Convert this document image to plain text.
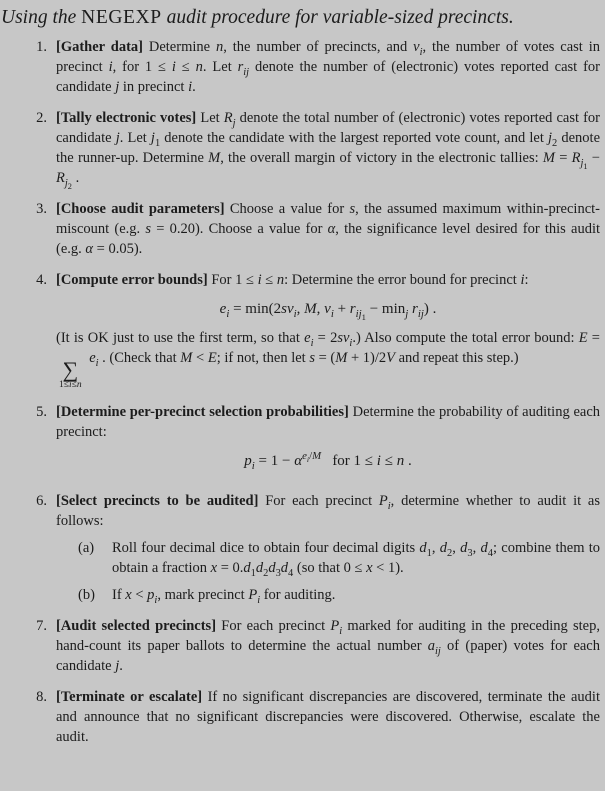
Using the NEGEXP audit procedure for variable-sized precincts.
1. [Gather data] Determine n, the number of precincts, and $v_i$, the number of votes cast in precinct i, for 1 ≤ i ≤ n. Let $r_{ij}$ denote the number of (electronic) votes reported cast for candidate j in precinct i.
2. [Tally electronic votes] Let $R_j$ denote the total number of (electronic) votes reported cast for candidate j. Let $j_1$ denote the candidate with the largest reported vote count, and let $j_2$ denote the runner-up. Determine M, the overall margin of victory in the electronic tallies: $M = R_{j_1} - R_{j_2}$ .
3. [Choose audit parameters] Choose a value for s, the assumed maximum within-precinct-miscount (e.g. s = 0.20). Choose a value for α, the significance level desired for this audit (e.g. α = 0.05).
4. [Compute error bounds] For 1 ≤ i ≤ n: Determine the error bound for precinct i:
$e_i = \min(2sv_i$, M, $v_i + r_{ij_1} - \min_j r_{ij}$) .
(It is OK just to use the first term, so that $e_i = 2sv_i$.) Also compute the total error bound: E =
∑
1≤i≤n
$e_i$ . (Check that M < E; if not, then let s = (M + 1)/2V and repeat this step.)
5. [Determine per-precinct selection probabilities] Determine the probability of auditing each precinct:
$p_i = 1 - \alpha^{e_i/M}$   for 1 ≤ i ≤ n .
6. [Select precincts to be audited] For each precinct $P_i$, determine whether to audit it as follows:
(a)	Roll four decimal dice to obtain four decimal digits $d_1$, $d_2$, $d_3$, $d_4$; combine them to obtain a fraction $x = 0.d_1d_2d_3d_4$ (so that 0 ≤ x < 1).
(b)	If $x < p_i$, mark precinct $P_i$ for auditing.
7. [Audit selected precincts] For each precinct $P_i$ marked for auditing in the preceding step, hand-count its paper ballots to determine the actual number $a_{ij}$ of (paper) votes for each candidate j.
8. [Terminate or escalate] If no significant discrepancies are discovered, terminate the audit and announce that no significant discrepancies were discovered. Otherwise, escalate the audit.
--
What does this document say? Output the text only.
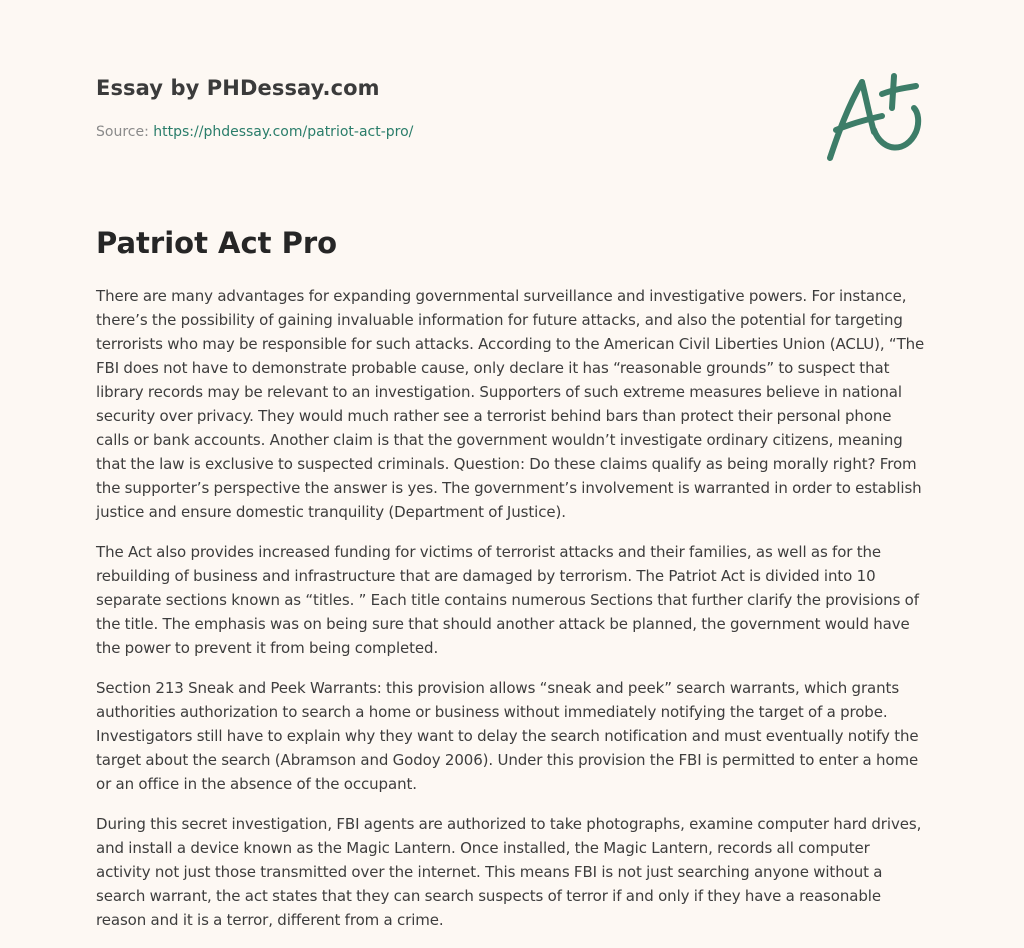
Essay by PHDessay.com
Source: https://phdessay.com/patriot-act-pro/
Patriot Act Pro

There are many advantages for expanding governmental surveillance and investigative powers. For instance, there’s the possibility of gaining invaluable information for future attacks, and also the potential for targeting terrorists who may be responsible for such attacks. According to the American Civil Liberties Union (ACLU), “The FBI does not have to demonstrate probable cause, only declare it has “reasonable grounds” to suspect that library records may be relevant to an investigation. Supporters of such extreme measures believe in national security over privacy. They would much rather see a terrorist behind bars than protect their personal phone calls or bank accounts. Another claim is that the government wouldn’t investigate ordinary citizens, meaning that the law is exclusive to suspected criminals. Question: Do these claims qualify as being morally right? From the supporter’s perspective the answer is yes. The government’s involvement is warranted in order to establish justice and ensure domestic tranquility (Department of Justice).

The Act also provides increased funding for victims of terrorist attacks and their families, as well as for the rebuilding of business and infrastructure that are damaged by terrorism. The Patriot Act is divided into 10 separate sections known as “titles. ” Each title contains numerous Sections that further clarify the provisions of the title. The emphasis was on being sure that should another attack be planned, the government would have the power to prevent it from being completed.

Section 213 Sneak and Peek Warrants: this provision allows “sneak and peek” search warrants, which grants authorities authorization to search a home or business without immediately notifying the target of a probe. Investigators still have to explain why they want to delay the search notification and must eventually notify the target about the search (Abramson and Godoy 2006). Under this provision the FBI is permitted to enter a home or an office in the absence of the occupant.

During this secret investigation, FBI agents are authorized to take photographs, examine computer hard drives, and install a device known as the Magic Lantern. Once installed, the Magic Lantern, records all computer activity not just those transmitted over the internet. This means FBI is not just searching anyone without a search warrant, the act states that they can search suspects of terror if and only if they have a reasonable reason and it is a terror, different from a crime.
* * *
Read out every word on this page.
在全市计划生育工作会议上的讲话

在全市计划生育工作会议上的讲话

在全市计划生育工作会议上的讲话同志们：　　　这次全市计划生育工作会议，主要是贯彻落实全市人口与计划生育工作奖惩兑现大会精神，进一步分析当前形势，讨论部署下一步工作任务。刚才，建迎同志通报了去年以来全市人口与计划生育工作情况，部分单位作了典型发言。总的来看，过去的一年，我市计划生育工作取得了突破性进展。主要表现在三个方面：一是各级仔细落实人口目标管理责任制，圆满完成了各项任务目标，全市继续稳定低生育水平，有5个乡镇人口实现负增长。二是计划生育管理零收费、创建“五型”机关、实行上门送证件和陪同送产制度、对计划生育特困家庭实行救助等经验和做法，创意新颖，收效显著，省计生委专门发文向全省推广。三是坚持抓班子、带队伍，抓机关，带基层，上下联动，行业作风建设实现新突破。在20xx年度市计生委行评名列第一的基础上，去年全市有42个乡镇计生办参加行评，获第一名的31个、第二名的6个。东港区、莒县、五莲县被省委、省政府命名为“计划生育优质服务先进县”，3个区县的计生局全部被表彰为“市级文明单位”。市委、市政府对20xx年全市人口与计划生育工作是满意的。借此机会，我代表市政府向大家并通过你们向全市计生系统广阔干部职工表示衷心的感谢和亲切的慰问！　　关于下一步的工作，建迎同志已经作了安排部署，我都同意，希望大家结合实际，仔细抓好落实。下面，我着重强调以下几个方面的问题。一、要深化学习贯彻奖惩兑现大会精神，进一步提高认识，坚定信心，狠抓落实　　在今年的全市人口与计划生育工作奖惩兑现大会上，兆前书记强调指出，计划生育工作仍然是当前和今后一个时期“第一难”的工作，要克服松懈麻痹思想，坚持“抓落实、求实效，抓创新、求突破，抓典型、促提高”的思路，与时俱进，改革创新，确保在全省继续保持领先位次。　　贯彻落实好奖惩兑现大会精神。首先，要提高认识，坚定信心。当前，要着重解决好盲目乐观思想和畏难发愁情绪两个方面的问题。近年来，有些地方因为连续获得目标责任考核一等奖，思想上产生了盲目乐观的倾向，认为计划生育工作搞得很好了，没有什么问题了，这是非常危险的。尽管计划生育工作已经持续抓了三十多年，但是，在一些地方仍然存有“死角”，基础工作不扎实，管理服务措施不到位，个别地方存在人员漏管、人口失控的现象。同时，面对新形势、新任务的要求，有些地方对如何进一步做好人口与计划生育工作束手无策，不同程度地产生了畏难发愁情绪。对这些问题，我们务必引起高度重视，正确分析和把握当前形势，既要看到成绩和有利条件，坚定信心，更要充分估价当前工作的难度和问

Requirement:
Pull every line containing the word "investigation" out of the material.

The response:
There are many advantages for expanding governmental surveillance and investigative powers. For instance, there’s the possibility of gaining invaluable information for future attacks, and also the potential for targeting terrorists who may be responsible for such attacks. According to the American Civil Liberties Union (ACLU), “The FBI does not have to demonstrate probable cause, only declare it has “reasonable grounds” to suspect that library records may be relevant to an investigation. Supporters of such extreme measures believe in national security over privacy. They would much rather see a terrorist behind bars than protect their personal phone calls or bank accounts. Another claim is that the government wouldn’t investigate ordinary citizens, meaning that the law is exclusive to suspected criminals. Question: Do these claims qualify as being morally right? From the supporter’s perspective the answer is yes. The government’s involvement is warranted in order to establish justice and ensure domestic tranquility (Department of Justice).
During this secret investigation, FBI agents are authorized to take photographs, examine computer hard drives, and install a device known as the Magic Lantern. Once installed, the Magic Lantern, records all computer activity not just those transmitted over the internet. This means FBI is not just searching anyone without a search warrant, the act states that they can search suspects of terror if and only if they have a reasonable reason and it is a terror, different from a crime.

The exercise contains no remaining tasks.